- [Objective]: Check every line below for the string "Temperatura", and copy the lines that contain it.

- [Records shown]:
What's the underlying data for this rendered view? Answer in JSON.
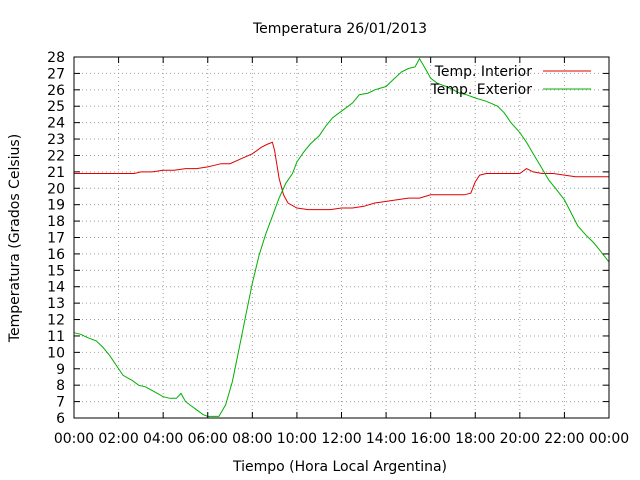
{
  "chart_data": {
    "type": "line",
    "title": "Temperatura 26/01/2013",
    "xlabel": "Tiempo (Hora Local Argentina)",
    "ylabel": "Temperatura (Grados Celsius)",
    "xlim": [
      0,
      24
    ],
    "ylim": [
      6,
      28
    ],
    "x_unit": "hours",
    "x_ticks": [
      "00:00",
      "02:00",
      "04:00",
      "06:00",
      "08:00",
      "10:00",
      "12:00",
      "14:00",
      "16:00",
      "18:00",
      "20:00",
      "22:00",
      "00:00"
    ],
    "y_ticks": [
      "6",
      "7",
      "8",
      "9",
      "10",
      "11",
      "12",
      "13",
      "14",
      "15",
      "16",
      "17",
      "18",
      "19",
      "20",
      "21",
      "22",
      "23",
      "24",
      "25",
      "26",
      "27",
      "28"
    ],
    "grid": true,
    "legend_position": "top-right",
    "series": [
      {
        "name": "Temp. Interior",
        "color": "#e00000",
        "points": [
          [
            0.0,
            20.9
          ],
          [
            1.0,
            20.9
          ],
          [
            2.0,
            20.9
          ],
          [
            2.7,
            20.9
          ],
          [
            3.0,
            21.0
          ],
          [
            3.5,
            21.0
          ],
          [
            4.0,
            21.1
          ],
          [
            4.5,
            21.1
          ],
          [
            5.0,
            21.2
          ],
          [
            5.5,
            21.2
          ],
          [
            6.0,
            21.3
          ],
          [
            6.3,
            21.4
          ],
          [
            6.6,
            21.5
          ],
          [
            7.0,
            21.5
          ],
          [
            7.5,
            21.8
          ],
          [
            8.0,
            22.1
          ],
          [
            8.4,
            22.5
          ],
          [
            8.7,
            22.7
          ],
          [
            8.9,
            22.8
          ],
          [
            9.0,
            22.3
          ],
          [
            9.2,
            20.6
          ],
          [
            9.4,
            19.6
          ],
          [
            9.6,
            19.1
          ],
          [
            10.0,
            18.8
          ],
          [
            10.5,
            18.7
          ],
          [
            11.0,
            18.7
          ],
          [
            11.5,
            18.7
          ],
          [
            12.0,
            18.8
          ],
          [
            12.5,
            18.8
          ],
          [
            13.0,
            18.9
          ],
          [
            13.5,
            19.1
          ],
          [
            14.0,
            19.2
          ],
          [
            14.5,
            19.3
          ],
          [
            15.0,
            19.4
          ],
          [
            15.5,
            19.4
          ],
          [
            16.0,
            19.6
          ],
          [
            16.5,
            19.6
          ],
          [
            17.0,
            19.6
          ],
          [
            17.5,
            19.6
          ],
          [
            17.8,
            19.7
          ],
          [
            18.0,
            20.4
          ],
          [
            18.2,
            20.8
          ],
          [
            18.5,
            20.9
          ],
          [
            19.0,
            20.9
          ],
          [
            19.5,
            20.9
          ],
          [
            20.0,
            20.9
          ],
          [
            20.3,
            21.2
          ],
          [
            20.6,
            21.0
          ],
          [
            21.0,
            20.9
          ],
          [
            21.5,
            20.9
          ],
          [
            22.0,
            20.8
          ],
          [
            22.5,
            20.7
          ],
          [
            23.0,
            20.7
          ],
          [
            23.5,
            20.7
          ],
          [
            24.0,
            20.7
          ]
        ]
      },
      {
        "name": "Temp. Exterior",
        "color": "#00b000",
        "points": [
          [
            0.0,
            11.2
          ],
          [
            0.3,
            11.1
          ],
          [
            0.6,
            10.9
          ],
          [
            1.0,
            10.7
          ],
          [
            1.3,
            10.3
          ],
          [
            1.6,
            9.8
          ],
          [
            1.9,
            9.2
          ],
          [
            2.2,
            8.6
          ],
          [
            2.6,
            8.3
          ],
          [
            2.9,
            8.0
          ],
          [
            3.2,
            7.9
          ],
          [
            3.6,
            7.6
          ],
          [
            4.0,
            7.3
          ],
          [
            4.3,
            7.2
          ],
          [
            4.6,
            7.2
          ],
          [
            4.8,
            7.5
          ],
          [
            5.0,
            7.0
          ],
          [
            5.2,
            6.8
          ],
          [
            5.5,
            6.5
          ],
          [
            5.8,
            6.2
          ],
          [
            6.0,
            6.1
          ],
          [
            6.3,
            6.1
          ],
          [
            6.5,
            6.1
          ],
          [
            6.8,
            6.8
          ],
          [
            7.1,
            8.2
          ],
          [
            7.4,
            10.2
          ],
          [
            7.7,
            12.2
          ],
          [
            8.0,
            14.2
          ],
          [
            8.3,
            15.9
          ],
          [
            8.6,
            17.2
          ],
          [
            8.9,
            18.3
          ],
          [
            9.2,
            19.4
          ],
          [
            9.5,
            20.3
          ],
          [
            9.8,
            20.9
          ],
          [
            10.0,
            21.6
          ],
          [
            10.3,
            22.2
          ],
          [
            10.6,
            22.7
          ],
          [
            11.0,
            23.2
          ],
          [
            11.3,
            23.8
          ],
          [
            11.6,
            24.3
          ],
          [
            12.0,
            24.7
          ],
          [
            12.5,
            25.2
          ],
          [
            12.8,
            25.7
          ],
          [
            13.2,
            25.8
          ],
          [
            13.5,
            26.0
          ],
          [
            14.0,
            26.2
          ],
          [
            14.3,
            26.6
          ],
          [
            14.7,
            27.1
          ],
          [
            15.0,
            27.3
          ],
          [
            15.3,
            27.4
          ],
          [
            15.5,
            27.9
          ],
          [
            15.8,
            27.2
          ],
          [
            16.0,
            26.7
          ],
          [
            16.3,
            26.4
          ],
          [
            16.7,
            26.2
          ],
          [
            17.0,
            26.0
          ],
          [
            17.3,
            25.8
          ],
          [
            17.6,
            25.7
          ],
          [
            18.0,
            25.5
          ],
          [
            18.5,
            25.3
          ],
          [
            19.0,
            25.0
          ],
          [
            19.3,
            24.6
          ],
          [
            19.6,
            24.0
          ],
          [
            20.0,
            23.4
          ],
          [
            20.3,
            22.8
          ],
          [
            20.6,
            22.1
          ],
          [
            21.0,
            21.2
          ],
          [
            21.3,
            20.5
          ],
          [
            21.6,
            20.0
          ],
          [
            22.0,
            19.3
          ],
          [
            22.3,
            18.5
          ],
          [
            22.6,
            17.7
          ],
          [
            23.0,
            17.1
          ],
          [
            23.3,
            16.7
          ],
          [
            23.6,
            16.2
          ],
          [
            24.0,
            15.5
          ]
        ]
      }
    ]
  }
}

- [Output of the task]:
    "title": "Temperatura 26/01/2013",
    "ylabel": "Temperatura (Grados Celsius)",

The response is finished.